__What you have to do__: All entries should be output exactly as they stand.

__Supplied data__:
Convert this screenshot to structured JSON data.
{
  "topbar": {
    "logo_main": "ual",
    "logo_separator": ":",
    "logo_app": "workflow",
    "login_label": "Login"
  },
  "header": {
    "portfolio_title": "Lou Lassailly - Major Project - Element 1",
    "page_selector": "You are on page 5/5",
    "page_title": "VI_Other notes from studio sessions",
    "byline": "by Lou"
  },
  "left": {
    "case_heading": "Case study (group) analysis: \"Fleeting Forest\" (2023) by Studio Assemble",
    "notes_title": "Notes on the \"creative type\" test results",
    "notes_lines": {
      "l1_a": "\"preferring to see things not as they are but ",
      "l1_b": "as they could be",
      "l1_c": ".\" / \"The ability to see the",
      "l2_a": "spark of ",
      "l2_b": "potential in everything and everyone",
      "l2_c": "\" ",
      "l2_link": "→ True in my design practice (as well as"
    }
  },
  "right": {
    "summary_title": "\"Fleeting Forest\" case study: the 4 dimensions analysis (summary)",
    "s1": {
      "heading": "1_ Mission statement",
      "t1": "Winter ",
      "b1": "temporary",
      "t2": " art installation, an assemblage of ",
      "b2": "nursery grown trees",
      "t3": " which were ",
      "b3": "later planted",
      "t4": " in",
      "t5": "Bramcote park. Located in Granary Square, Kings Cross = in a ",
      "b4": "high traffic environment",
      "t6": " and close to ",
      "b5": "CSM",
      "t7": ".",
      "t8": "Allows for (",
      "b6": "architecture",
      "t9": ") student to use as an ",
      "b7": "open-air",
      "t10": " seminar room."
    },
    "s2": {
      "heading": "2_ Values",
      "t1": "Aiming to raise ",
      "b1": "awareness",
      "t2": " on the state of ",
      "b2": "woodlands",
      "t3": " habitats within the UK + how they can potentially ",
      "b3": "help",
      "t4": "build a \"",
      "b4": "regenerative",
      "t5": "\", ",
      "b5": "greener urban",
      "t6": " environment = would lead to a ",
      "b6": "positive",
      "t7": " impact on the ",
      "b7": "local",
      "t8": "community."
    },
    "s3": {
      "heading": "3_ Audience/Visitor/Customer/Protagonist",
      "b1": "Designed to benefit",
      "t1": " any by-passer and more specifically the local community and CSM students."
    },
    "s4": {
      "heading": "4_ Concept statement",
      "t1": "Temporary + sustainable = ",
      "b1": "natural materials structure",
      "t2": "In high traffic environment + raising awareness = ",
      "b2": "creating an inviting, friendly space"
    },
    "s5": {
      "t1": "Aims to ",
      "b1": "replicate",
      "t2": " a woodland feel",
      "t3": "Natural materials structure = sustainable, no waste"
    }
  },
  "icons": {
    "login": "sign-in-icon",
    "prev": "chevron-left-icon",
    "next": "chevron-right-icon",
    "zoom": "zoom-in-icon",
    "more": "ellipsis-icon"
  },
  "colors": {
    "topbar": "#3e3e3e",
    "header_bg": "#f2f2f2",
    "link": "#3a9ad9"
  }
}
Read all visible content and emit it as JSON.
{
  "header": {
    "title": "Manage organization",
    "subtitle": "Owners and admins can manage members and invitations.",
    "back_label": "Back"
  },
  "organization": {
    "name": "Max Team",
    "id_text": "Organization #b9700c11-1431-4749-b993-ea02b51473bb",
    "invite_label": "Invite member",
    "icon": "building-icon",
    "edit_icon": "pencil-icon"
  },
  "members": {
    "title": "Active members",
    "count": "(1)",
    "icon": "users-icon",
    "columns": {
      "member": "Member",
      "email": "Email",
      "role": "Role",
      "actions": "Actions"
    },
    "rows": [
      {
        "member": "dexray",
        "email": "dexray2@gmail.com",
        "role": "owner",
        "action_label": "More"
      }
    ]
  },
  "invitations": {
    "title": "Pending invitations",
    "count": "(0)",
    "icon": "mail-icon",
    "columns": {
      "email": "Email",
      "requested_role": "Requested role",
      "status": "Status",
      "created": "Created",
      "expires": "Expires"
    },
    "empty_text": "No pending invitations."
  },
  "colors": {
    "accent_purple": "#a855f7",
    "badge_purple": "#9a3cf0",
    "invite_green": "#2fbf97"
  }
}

__Task solution__:
Convert this screenshot to structured JSON data.
{
  "topbar": {
    "logo_main": "ual",
    "logo_separator": ":",
    "logo_app": "workflow",
    "login_label": "Login"
  },
  "header": {
    "portfolio_title": "Lou Lassailly - Major Project - Element 1",
    "page_selector": "You are on page 5/5",
    "page_title": "VI_Other notes from studio sessions",
    "byline": "by Lou"
  },
  "left": {
    "case_heading": "Case study (group) analysis: \"Fleeting Forest\" (2023) by Studio Assemble",
    "notes_title": "Notes on the \"creative type\" test results",
    "notes_lines": {
      "l1_a": "\"preferring to see things not as they are but ",
      "l1_b": "as they could be",
      "l1_c": ".\" / \"The ability to see the",
      "l2_a": "spark of ",
      "l2_b": "potential in everything and everyone",
      "l2_c": "\" ",
      "l2_link": "→ True in my design practice (as well as"
    }
  },
  "right": {
    "summary_title": "\"Fleeting Forest\" case study: the 4 dimensions analysis (summary)",
    "s1": {
      "heading": "1_ Mission statement",
      "t1": "Winter ",
      "b1": "temporary",
      "t2": " art installation, an assemblage of ",
      "b2": "nursery grown trees",
      "t3": " which were ",
      "b3": "later planted",
      "t4": " in",
      "t5": "Bramcote park. Located in Granary Square, Kings Cross = in a ",
      "b4": "high traffic environment",
      "t6": " and close to ",
      "b5": "CSM",
      "t7": ".",
      "t8": "Allows for (",
      "b6": "architecture",
      "t9": ") student to use as an ",
      "b7": "open-air",
      "t10": " seminar room."
    },
    "s2": {
      "heading": "2_ Values",
      "t1": "Aiming to raise ",
      "b1": "awareness",
      "t2": " on the state of ",
      "b2": "woodlands",
      "t3": " habitats within the UK + how they can potentially ",
      "b3": "help",
      "t4": "build a \"",
      "b4": "regenerative",
      "t5": "\", ",
      "b5": "greener urban",
      "t6": " environment = would lead to a ",
      "b6": "positive",
      "t7": " impact on the ",
      "b7": "local",
      "t8": "community."
    },
    "s3": {
      "heading": "3_ Audience/Visitor/Customer/Protagonist",
      "b1": "Designed to benefit",
      "t1": " any by-passer and more specifically the local community and CSM students."
    },
    "s4": {
      "heading": "4_ Concept statement",
      "t1": "Temporary + sustainable = ",
      "b1": "natural materials structure",
      "t2": "In high traffic environment + raising awareness = ",
      "b2": "creating an inviting, friendly space"
    },
    "s5": {
      "t1": "Aims to ",
      "b1": "replicate",
      "t2": " a woodland feel",
      "t3": "Natural materials structure = sustainable, no waste"
    }
  },
  "icons": {
    "login": "sign-in-icon",
    "prev": "chevron-left-icon",
    "next": "chevron-right-icon",
    "zoom": "zoom-in-icon",
    "more": "ellipsis-icon"
  },
  "colors": {
    "topbar": "#3e3e3e",
    "header_bg": "#f2f2f2",
    "link": "#3a9ad9"
  }
}
Read all visible content and emit it as JSON.
{
  "header": {
    "title": "Manage organization",
    "subtitle": "Owners and admins can manage members and invitations.",
    "back_label": "Back"
  },
  "organization": {
    "name": "Max Team",
    "id_text": "Organization #b9700c11-1431-4749-b993-ea02b51473bb",
    "invite_label": "Invite member",
    "icon": "building-icon",
    "edit_icon": "pencil-icon"
  },
  "members": {
    "title": "Active members",
    "count": "(1)",
    "icon": "users-icon",
    "columns": {
      "member": "Member",
      "email": "Email",
      "role": "Role",
      "actions": "Actions"
    },
    "rows": [
      {
        "member": "dexray",
        "email": "dexray2@gmail.com",
        "role": "owner",
        "action_label": "More"
      }
    ]
  },
  "invitations": {
    "title": "Pending invitations",
    "count": "(0)",
    "icon": "mail-icon",
    "columns": {
      "email": "Email",
      "requested_role": "Requested role",
      "status": "Status",
      "created": "Created",
      "expires": "Expires"
    },
    "empty_text": "No pending invitations."
  },
  "colors": {
    "accent_purple": "#a855f7",
    "badge_purple": "#9a3cf0",
    "invite_green": "#2fbf97"
  }
}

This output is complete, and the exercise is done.